— Start of WORKING DATA —

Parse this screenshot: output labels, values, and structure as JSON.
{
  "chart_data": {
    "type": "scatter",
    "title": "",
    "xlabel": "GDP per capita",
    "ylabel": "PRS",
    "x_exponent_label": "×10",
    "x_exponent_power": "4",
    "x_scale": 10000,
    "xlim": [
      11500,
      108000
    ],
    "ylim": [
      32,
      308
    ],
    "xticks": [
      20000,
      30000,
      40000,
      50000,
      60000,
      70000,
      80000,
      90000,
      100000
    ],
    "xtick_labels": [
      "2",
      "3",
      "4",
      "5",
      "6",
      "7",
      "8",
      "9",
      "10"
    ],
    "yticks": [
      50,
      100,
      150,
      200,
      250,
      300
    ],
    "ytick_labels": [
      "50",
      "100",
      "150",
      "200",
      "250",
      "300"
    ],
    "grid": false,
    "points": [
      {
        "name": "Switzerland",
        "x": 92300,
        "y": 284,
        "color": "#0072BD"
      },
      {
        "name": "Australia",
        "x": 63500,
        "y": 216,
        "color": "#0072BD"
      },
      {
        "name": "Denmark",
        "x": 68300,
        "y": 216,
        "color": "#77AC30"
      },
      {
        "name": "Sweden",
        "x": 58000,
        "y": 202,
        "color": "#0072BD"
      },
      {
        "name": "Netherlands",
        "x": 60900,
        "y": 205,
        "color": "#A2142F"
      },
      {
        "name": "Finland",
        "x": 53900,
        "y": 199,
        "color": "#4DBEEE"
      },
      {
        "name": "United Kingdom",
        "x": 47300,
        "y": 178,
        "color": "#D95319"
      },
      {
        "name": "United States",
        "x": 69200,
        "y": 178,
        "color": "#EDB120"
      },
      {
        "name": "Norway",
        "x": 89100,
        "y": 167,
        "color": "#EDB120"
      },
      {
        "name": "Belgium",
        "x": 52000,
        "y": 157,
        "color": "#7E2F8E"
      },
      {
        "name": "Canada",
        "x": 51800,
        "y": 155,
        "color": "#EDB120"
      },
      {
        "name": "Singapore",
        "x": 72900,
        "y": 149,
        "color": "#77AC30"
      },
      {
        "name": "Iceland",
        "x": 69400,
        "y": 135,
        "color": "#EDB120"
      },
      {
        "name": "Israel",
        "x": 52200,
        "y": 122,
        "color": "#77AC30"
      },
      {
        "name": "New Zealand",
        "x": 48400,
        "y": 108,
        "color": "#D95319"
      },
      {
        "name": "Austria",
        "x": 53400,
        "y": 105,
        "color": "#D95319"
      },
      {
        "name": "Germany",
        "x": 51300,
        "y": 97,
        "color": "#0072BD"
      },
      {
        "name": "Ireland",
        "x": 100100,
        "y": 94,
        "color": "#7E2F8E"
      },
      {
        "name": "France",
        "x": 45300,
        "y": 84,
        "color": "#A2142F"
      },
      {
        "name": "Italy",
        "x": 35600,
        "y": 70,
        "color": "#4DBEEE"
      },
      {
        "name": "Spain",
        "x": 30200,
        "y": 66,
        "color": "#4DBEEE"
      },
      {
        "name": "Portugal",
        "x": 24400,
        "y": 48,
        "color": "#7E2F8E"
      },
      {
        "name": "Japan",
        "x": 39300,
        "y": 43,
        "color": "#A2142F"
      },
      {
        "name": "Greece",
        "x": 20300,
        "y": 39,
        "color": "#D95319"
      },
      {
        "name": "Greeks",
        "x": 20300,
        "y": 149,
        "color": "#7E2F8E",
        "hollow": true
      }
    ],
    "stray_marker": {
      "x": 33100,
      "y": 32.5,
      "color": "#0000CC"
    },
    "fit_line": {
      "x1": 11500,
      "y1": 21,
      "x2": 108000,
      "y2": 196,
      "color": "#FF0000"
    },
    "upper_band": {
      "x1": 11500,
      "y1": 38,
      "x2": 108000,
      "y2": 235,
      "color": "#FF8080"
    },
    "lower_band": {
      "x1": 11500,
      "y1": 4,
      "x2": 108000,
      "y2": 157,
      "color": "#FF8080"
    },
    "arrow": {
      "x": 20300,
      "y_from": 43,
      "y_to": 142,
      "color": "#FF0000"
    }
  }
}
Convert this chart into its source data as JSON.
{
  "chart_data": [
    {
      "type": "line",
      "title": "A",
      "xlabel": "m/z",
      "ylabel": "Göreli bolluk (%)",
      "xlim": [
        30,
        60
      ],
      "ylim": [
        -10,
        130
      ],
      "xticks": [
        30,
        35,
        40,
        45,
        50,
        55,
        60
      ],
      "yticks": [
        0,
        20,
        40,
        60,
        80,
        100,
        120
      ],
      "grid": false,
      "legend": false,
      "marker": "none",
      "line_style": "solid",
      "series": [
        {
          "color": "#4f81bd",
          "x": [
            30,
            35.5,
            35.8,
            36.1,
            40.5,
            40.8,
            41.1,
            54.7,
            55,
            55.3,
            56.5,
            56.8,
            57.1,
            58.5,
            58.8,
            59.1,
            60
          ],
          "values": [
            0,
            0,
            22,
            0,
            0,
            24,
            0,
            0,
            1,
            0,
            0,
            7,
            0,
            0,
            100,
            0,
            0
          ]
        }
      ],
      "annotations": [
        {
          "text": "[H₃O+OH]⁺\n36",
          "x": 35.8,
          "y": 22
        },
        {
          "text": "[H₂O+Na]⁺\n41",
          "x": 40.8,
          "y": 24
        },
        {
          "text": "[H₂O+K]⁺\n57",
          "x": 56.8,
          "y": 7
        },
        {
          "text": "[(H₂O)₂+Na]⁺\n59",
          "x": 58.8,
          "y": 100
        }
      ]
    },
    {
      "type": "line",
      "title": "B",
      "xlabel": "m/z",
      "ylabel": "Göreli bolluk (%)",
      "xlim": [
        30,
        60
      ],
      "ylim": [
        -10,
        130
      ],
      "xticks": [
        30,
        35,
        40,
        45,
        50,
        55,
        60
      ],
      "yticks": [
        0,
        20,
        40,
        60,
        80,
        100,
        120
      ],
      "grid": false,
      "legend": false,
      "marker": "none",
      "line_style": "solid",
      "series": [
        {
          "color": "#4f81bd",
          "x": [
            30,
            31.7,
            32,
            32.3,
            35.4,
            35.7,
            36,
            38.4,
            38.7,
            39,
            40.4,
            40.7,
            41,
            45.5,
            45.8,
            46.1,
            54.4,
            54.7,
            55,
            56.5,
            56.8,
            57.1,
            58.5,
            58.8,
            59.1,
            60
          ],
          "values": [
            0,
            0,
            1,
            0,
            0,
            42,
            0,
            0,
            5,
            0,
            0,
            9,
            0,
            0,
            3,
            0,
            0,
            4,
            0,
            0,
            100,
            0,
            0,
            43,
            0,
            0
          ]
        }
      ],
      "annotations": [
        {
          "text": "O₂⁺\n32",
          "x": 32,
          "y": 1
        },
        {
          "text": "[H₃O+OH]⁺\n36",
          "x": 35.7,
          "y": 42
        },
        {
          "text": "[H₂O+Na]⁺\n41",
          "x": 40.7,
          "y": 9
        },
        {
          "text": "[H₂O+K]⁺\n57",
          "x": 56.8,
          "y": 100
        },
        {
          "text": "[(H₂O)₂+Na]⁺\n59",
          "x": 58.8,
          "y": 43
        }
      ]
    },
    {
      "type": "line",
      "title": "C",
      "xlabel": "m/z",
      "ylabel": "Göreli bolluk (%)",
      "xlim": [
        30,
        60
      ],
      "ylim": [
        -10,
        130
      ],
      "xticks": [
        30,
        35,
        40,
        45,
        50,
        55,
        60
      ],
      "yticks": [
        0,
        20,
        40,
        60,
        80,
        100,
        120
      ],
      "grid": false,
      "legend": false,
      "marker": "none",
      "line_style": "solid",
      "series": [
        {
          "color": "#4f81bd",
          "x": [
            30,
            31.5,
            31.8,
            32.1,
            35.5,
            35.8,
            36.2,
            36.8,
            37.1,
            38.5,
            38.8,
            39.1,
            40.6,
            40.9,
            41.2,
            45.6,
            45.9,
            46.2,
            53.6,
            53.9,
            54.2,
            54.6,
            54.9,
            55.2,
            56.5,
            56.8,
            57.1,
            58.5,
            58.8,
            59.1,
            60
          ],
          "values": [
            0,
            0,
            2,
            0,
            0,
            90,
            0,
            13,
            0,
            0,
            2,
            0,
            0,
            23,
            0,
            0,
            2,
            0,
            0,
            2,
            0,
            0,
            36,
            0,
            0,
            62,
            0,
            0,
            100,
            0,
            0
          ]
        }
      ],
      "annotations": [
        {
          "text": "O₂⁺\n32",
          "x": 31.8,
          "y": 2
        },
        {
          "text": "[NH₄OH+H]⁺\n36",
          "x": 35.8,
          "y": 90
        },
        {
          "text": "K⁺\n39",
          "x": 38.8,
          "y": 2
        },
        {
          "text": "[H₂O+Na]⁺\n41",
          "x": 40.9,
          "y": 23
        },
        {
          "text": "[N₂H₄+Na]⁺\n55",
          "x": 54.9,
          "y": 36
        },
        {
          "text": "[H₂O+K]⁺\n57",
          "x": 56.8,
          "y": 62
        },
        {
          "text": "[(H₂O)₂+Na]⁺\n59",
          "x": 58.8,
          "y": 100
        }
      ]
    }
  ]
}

— End of WORKING DATA —

INSTRUCTIONS FOR THE TASK ▸ From the entries above, select each line containing the string "JSON".

RESPONSE TO THE EXERCISE ▸
Parse this screenshot: output labels, values, and structure as JSON.
Convert this chart into its source data as JSON.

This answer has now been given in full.